Stated problem 1:
In the rows, return verbatim the lines that begin at the line containing "value-text: 1.4161: [497, 161, 671, 194]" and end after the line containing "value-cell: 30.4009: [1264, 342, 1523, 375]", including both of those lines.

═════ Document excerpt

- Conference: Big Ten Conference
- Record: 1–10 (0–9 Big Ten)
- Head coach: Rick Venturi (2nd season);
- Captains: Kevin Berg; Mike Fiedler;
- Home stadium: Dyche Stadium

= 1979 Northwestern Wildcats football team =

American college football season

The 1979 Northwestern Wildcats team represented Northwestern University during the 1979 Big Ten Conference football season. In their second year under head coach Rick Venturi, the Wildcats compiled a 1–10 record (0–9 against Big Ten Conference opponents) and finished in last place in the Big Ten Conference.

The team's offensive leaders were quarterback Mike Kerrigan with 961 passing yards, Jeff Cohn with 426 rushing yards, and Todd Sheets with 614 receiving yards.

Northwestern's 54–21 loss to Syracuse on September 22 began a 34-game losing streak, the longest in NCAA Division I Football Bowl Subdivision (FBS) history. The Wildcats did not win another game until September 25, 1982.

══════════

Stated problem 2:
Answer these questions using the article on the 1979 Northwestern Wildcats football team:
(a) Who were the team's captains?
(b) How many passing yards did quarterback Mike Kerrigan record?
(c) On what date did the Wildcats next win a game?

═════ Data entries

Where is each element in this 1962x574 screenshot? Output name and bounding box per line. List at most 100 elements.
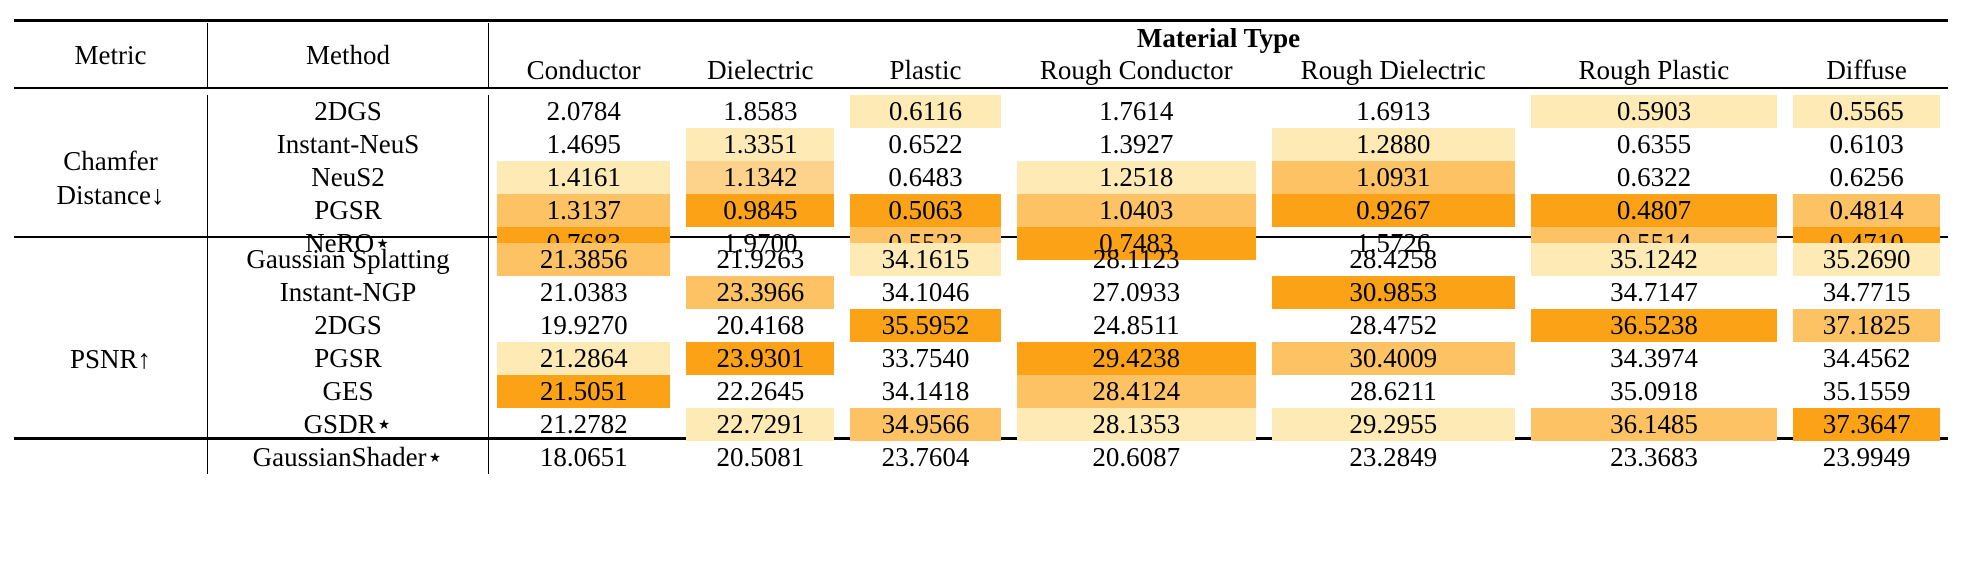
value-text: 1.4161: [497, 161, 671, 194]
value-cell: 21.2864: [489, 342, 679, 375]
table-row: Chamfer Distance↓ 2DGS 2.0784 1.8583 0.6116 1.…: [14, 95, 1948, 260]
value-cell: 34.1046: [842, 276, 1008, 309]
col-header-diffuse: Diffuse: [1826, 55, 1907, 85]
value-text: 30.9853: [1271, 276, 1515, 309]
value-cell: 30.4009: [1264, 342, 1523, 375]
table-row: 2DGS 19.9270 20.4168 35.5952 24.8511 28.4752 3…: [14, 309, 1948, 342]
value-text: 1.7614: [1099, 96, 1174, 126]
value-cell: 1.3137: [489, 194, 679, 227]
value-cell: 19.9270: [489, 309, 679, 342]
value-cell: 23.9949: [1785, 441, 1948, 474]
value-cell: 23.3683: [1523, 441, 1786, 474]
value-text: 20.6087: [1092, 442, 1181, 472]
value-cell: 1.0403: [1009, 194, 1264, 227]
col-header-rough-plastic: Rough Plastic: [1578, 55, 1730, 85]
value-cell: 34.9566: [842, 408, 1008, 441]
value-text: 24.8511: [1092, 310, 1180, 340]
value-cell: 28.1353: [1009, 408, 1264, 441]
table-header: Metric Method Material Type Conductor Di…: [14, 23, 1948, 87]
value-cell: 36.5238: [1523, 309, 1786, 342]
value-cell: 20.5081: [678, 441, 842, 474]
value-cell: 1.4695: [489, 128, 679, 161]
value-cell: 21.9263: [678, 243, 842, 276]
value-cell: 0.5063: [842, 194, 1008, 227]
metric-label: PSNR↑: [69, 343, 152, 374]
value-text: 22.7291: [686, 408, 835, 441]
value-text: 23.3683: [1610, 442, 1698, 472]
value-text: 35.2690: [1793, 243, 1940, 276]
value-text: 0.6483: [888, 162, 963, 192]
value-text: 0.4814: [1793, 194, 1940, 227]
value-cell: 0.6256: [1785, 161, 1948, 194]
value-cell: 1.0931: [1264, 161, 1523, 194]
value-cell: 21.5051: [489, 375, 679, 408]
value-text: 0.6256: [1829, 162, 1904, 192]
metric-label: Distance↓: [56, 179, 165, 210]
value-cell: 1.7614: [1009, 95, 1264, 128]
value-text: 1.2518: [1016, 161, 1256, 194]
value-text: 36.1485: [1530, 408, 1778, 441]
value-cell: 0.4814: [1785, 194, 1948, 227]
value-text: 36.5238: [1530, 309, 1778, 342]
value-cell: 1.6913: [1264, 95, 1523, 128]
method-cell: GES: [207, 375, 490, 408]
value-text: 1.0931: [1271, 161, 1515, 194]
value-cell: 2.0784: [489, 95, 679, 128]
method-cell: 2DGS: [207, 95, 490, 128]
value-cell: 1.5726: [1264, 227, 1523, 260]
value-text: 37.1825: [1793, 309, 1940, 342]
value-text: 20.5081: [716, 442, 805, 472]
value-cell: 29.4238: [1009, 342, 1264, 375]
metric-cell: PSNR↑: [14, 243, 209, 474]
value-cell: 23.9301: [678, 342, 842, 375]
header-rule: [14, 87, 1948, 89]
value-text: 28.6211: [1349, 376, 1437, 406]
value-text: 35.5952: [850, 309, 1001, 342]
value-text: 29.4238: [1016, 342, 1256, 375]
metric-cell: Chamfer Distance↓: [14, 95, 209, 260]
value-cell: 28.6211: [1264, 375, 1523, 408]
value-cell: 22.7291: [678, 408, 842, 441]
table-row: PGSR 1.3137 0.9845 0.5063 1.0403 0.9267 0.4807…: [14, 194, 1948, 227]
value-cell: 0.5565: [1785, 95, 1948, 128]
value-text: 0.5063: [850, 194, 1001, 227]
value-cell: 34.7715: [1785, 276, 1948, 309]
value-cell: 24.8511: [1009, 309, 1264, 342]
value-cell: 23.7604: [842, 441, 1008, 474]
value-cell: 0.6322: [1523, 161, 1786, 194]
value-text: 34.3974: [1610, 343, 1698, 373]
value-text: 1.9700: [723, 228, 798, 258]
value-text: 28.1353: [1016, 408, 1256, 441]
value-text: 28.4258: [1349, 244, 1438, 274]
value-cell: 18.0651: [489, 441, 679, 474]
value-text: 21.2782: [539, 409, 628, 439]
value-text: 29.2955: [1271, 408, 1515, 441]
value-text: 35.0918: [1610, 376, 1698, 406]
value-text: 34.7147: [1610, 277, 1698, 307]
method-cell: PGSR: [207, 194, 490, 227]
table-row: PGSR 21.2864 23.9301 33.7540 29.4238 30.4009 3…: [14, 342, 1948, 375]
value-cell: 0.6116: [842, 95, 1008, 128]
method-cell: Instant-NeuS: [207, 128, 490, 161]
col-header-rough-conductor: Rough Conductor: [1039, 55, 1233, 85]
value-cell: 33.7540: [842, 342, 1008, 375]
value-text: 35.1559: [1822, 376, 1911, 406]
method-cell: GSDR⋆: [207, 408, 490, 441]
value-text: 0.9267: [1271, 194, 1515, 227]
value-text: 1.2880: [1271, 128, 1515, 161]
value-cell: 34.1615: [842, 243, 1008, 276]
table-row: GSDR⋆ 21.2782 22.7291 34.9566 28.1353 29.2955…: [14, 408, 1948, 441]
value-text: 22.2645: [716, 376, 805, 406]
value-cell: 21.2782: [489, 408, 679, 441]
value-text: 0.6355: [1616, 129, 1692, 159]
value-cell: 20.4168: [678, 309, 842, 342]
value-text: 33.7540: [881, 343, 970, 373]
value-text: 30.4009: [1271, 342, 1515, 375]
value-text: 28.4752: [1349, 310, 1438, 340]
value-text: 23.3966: [686, 276, 835, 309]
value-text: 18.0651: [539, 442, 628, 472]
value-text: 28.4124: [1016, 375, 1256, 408]
value-text: 23.7604: [881, 442, 970, 472]
value-cell: 29.2955: [1264, 408, 1523, 441]
value-text: 0.7483: [1016, 227, 1256, 260]
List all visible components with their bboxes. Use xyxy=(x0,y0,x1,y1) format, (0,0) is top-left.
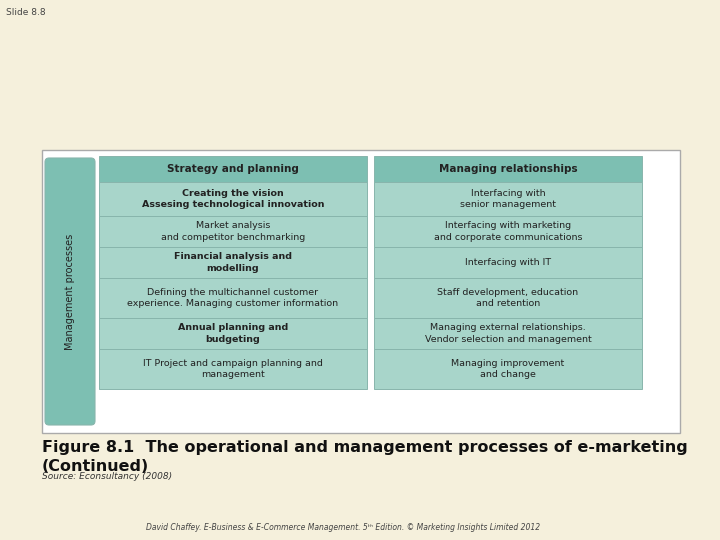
Text: Managing external relationships.
Vendor selection and management: Managing external relationships. Vendor … xyxy=(425,323,591,343)
Text: Interfacing with
senior management: Interfacing with senior management xyxy=(460,189,556,209)
Bar xyxy=(42,150,680,433)
Text: Managing relationships: Managing relationships xyxy=(438,164,577,174)
Text: Interfacing with marketing
and corporate communications: Interfacing with marketing and corporate… xyxy=(433,221,582,241)
Text: Annual planning and
budgeting: Annual planning and budgeting xyxy=(178,323,288,343)
Bar xyxy=(374,318,642,349)
Text: Staff development, education
and retention: Staff development, education and retenti… xyxy=(438,288,579,308)
Text: David Chaffey. E-Business & E-Commerce Management. 5ᵗʰ Edition. © Marketing Insi: David Chaffey. E-Business & E-Commerce M… xyxy=(146,523,540,532)
Text: Management processes: Management processes xyxy=(65,233,75,349)
Bar xyxy=(374,278,642,318)
Text: Defining the multichannel customer
experience. Managing customer information: Defining the multichannel customer exper… xyxy=(127,288,338,308)
Bar xyxy=(99,182,367,216)
Text: Strategy and planning: Strategy and planning xyxy=(167,164,299,174)
Text: Creating the vision
Assesing technological innovation: Creating the vision Assesing technologic… xyxy=(142,189,324,209)
Bar xyxy=(374,247,642,278)
Bar xyxy=(374,349,642,389)
Text: Interfacing with IT: Interfacing with IT xyxy=(465,258,551,267)
Text: Market analysis
and competitor benchmarking: Market analysis and competitor benchmark… xyxy=(161,221,305,241)
Bar xyxy=(99,278,367,318)
FancyBboxPatch shape xyxy=(45,158,95,425)
Bar xyxy=(374,182,642,216)
Bar xyxy=(99,216,367,247)
Text: IT Project and campaign planning and
management: IT Project and campaign planning and man… xyxy=(143,359,323,379)
Text: Managing improvement
and change: Managing improvement and change xyxy=(451,359,564,379)
Text: Slide 8.8: Slide 8.8 xyxy=(6,8,45,17)
Bar xyxy=(374,156,642,182)
Bar xyxy=(99,156,367,182)
Bar xyxy=(374,216,642,247)
Bar xyxy=(99,318,367,349)
Bar xyxy=(99,247,367,278)
Text: Financial analysis and
modelling: Financial analysis and modelling xyxy=(174,252,292,273)
Text: Figure 8.1  The operational and management processes of e-marketing
(Continued): Figure 8.1 The operational and managemen… xyxy=(42,440,688,474)
Bar xyxy=(99,349,367,389)
Text: Source: Econsultancy (2008): Source: Econsultancy (2008) xyxy=(42,472,172,481)
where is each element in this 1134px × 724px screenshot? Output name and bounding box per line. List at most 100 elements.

══════════

Task response 1:
value-text: 1.4161: [497, 161, 671, 194]
value-cell: 21.2864: [489, 342, 679, 375]
table-row: Chamfer Distance↓ 2DGS 2.0784 1.8583 0.6116 1.…: [14, 95, 1948, 260]
value-cell: 34.1046: [842, 276, 1008, 309]
col-header-diffuse: Diffuse: [1826, 55, 1907, 85]
value-text: 30.9853: [1271, 276, 1515, 309]
value-cell: 30.4009: [1264, 342, 1523, 375]

Task response 2:
(a) Kevin Berg and Mike Fiedler
(b) 961
(c) September 25, 1982